* [Excerpted text]:
Compilation album by Luis Enrique and Eddie Santiago
- Released: June 17, 1990
- Genre: Salsa
- Length: 44:56
- Label: Sony Discos

= Los Príncipes de la Salsa =

Los Príncipes de la Salsa (English: The Princes of Salsa) is a compilation album by salsa singers Luis Enrique and Eddie Santiago. The album was released by CBS Discos in 1990. José A. Estévez, Jr. rated the album three-out-of-five stars finding it to be "strictly commercial". The album was given a Premio Lo Nuestro award for "Tropical Album of the Year" in 1990. It features a new track "Amiga" by Luis Enrique which was nominated a Grammy Award for Best Tropical Latin Performance in 1991.

* [What you will do]:
• A. Reproduce the full article on Los Príncipes de la Salsa verbatim.
• B. In the entries below, take the lines starting at the one containing "axis-number-left: 4 bbox=[48, 529, 63, 556]" and ending at the one containing "dim-label: 3200 bbox=[570, 213, 584, 246]". Write out only those lines with each occurrence of "dim-label" changed to "dimension-label" and everything else left unchanged.

* [Records supplied]:
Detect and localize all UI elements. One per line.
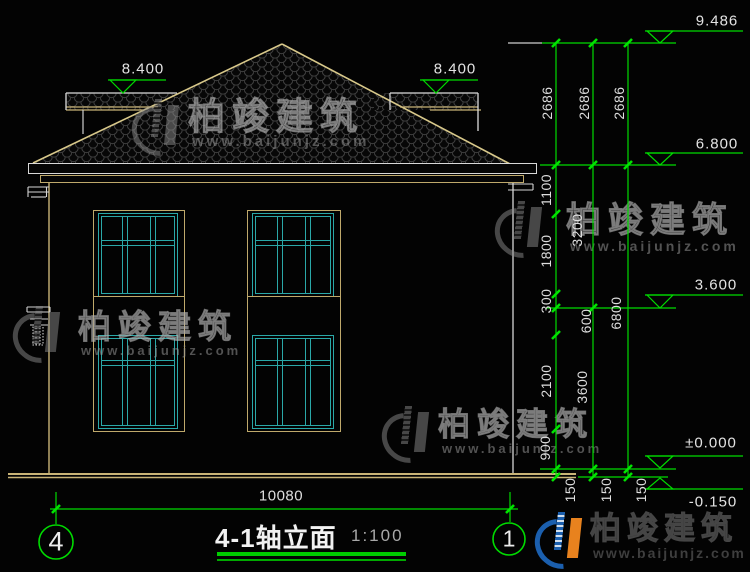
axis-number-left: 4 bbox=[48, 529, 63, 556]
drawing-title: 4-1轴立面 bbox=[215, 518, 337, 555]
dim-label: 150 bbox=[634, 478, 648, 503]
dim-label: 900 bbox=[538, 436, 552, 461]
dim-label: 2686 bbox=[612, 86, 626, 119]
footer-brand: 柏竣建筑 bbox=[590, 513, 738, 544]
dim-label: 300 bbox=[539, 289, 553, 314]
title-underline bbox=[217, 552, 406, 556]
level-label-parapet-left: 8.400 bbox=[122, 62, 165, 77]
dim-label: 6800 bbox=[609, 296, 623, 329]
footer-url: www.baijunjz.com bbox=[593, 546, 746, 560]
elevation-marker-lines bbox=[108, 31, 743, 489]
dim-label: 2686 bbox=[577, 86, 591, 119]
dim-label: 2686 bbox=[540, 86, 554, 119]
dim-label: 1100 bbox=[539, 174, 553, 206]
cad-elevation-drawing: 柏竣建筑 www.baijunjz.com 柏竣建筑 www.baijunjz.… bbox=[0, 0, 750, 572]
dim-label: 3600 bbox=[575, 370, 589, 403]
dim-label: 150 bbox=[563, 478, 577, 503]
dim-label: 600 bbox=[579, 309, 593, 334]
level-label-parapet-right: 8.400 bbox=[434, 62, 477, 77]
level-label-ridge: 9.486 bbox=[696, 14, 739, 29]
axis-number-right: 1 bbox=[503, 528, 516, 551]
dim-label: 150 bbox=[599, 478, 613, 503]
level-label-ground: -0.150 bbox=[689, 495, 738, 510]
dim-label: 1800 bbox=[539, 234, 553, 267]
level-label-eave: 6.800 bbox=[696, 137, 739, 152]
title-underline-thin bbox=[217, 559, 406, 561]
level-label-floor2: 3.600 bbox=[695, 278, 738, 293]
dim-label: 3200 bbox=[570, 213, 584, 246]
dim-label: 2100 bbox=[539, 364, 553, 397]
baijun-logo-icon-color bbox=[536, 510, 588, 568]
level-tick-lines bbox=[540, 43, 676, 477]
level-label-floor1: ±0.000 bbox=[685, 436, 737, 451]
dim-label-width: 10080 bbox=[259, 489, 303, 504]
drawing-scale: 1:100 bbox=[351, 526, 404, 546]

* [Expected outputs]:
• A.
Compilation album by Luis Enrique and Eddie Santiago
- Released: June 17, 1990
- Genre: Salsa
- Length: 44:56
- Label: Sony Discos

= Los Príncipes de la Salsa =

Los Príncipes de la Salsa (English: The Princes of Salsa) is a compilation album by salsa singers Luis Enrique and Eddie Santiago. The album was released by CBS Discos in 1990. José A. Estévez, Jr. rated the album three-out-of-five stars finding it to be "strictly commercial". The album was given a Premio Lo Nuestro award for "Tropical Album of the Year" in 1990. It features a new track "Amiga" by Luis Enrique which was nominated a Grammy Award for Best Tropical Latin Performance in 1991.

• B.
axis-number-left: 4 bbox=[48, 529, 63, 556]
drawing-title: 4-1轴立面 bbox=[215, 518, 337, 555]
dimension-label: 150 bbox=[634, 478, 648, 503]
dimension-label: 900 bbox=[538, 436, 552, 461]
dimension-label: 2686 bbox=[612, 86, 626, 119]
footer-brand: 柏竣建筑 bbox=[590, 513, 738, 544]
dimension-label: 300 bbox=[539, 289, 553, 314]
title-underline bbox=[217, 552, 406, 556]
level-label-parapet-left: 8.400 bbox=[122, 62, 165, 77]
dimension-label: 6800 bbox=[609, 296, 623, 329]
footer-url: www.baijunjz.com bbox=[593, 546, 746, 560]
elevation-marker-lines bbox=[108, 31, 743, 489]
dimension-label: 2686 bbox=[577, 86, 591, 119]
dimension-label: 2686 bbox=[540, 86, 554, 119]
dimension-label: 1100 bbox=[539, 174, 553, 206]
cad-elevation-drawing: 柏竣建筑 www.baijunjz.com 柏竣建筑 www.baijunjz.… bbox=[0, 0, 750, 572]
dimension-label: 3600 bbox=[575, 370, 589, 403]
dimension-label: 150 bbox=[563, 478, 577, 503]
dimension-label: 600 bbox=[579, 309, 593, 334]
level-label-parapet-right: 8.400 bbox=[434, 62, 477, 77]
level-label-ridge: 9.486 bbox=[696, 14, 739, 29]
axis-number-right: 1 bbox=[503, 528, 516, 551]
dimension-label: 150 bbox=[599, 478, 613, 503]
level-label-ground: -0.150 bbox=[689, 495, 738, 510]
dimension-label: 1800 bbox=[539, 234, 553, 267]
level-label-eave: 6.800 bbox=[696, 137, 739, 152]
title-underline-thin bbox=[217, 559, 406, 561]
level-label-floor2: 3.600 bbox=[695, 278, 738, 293]
dimension-label: 3200 bbox=[570, 213, 584, 246]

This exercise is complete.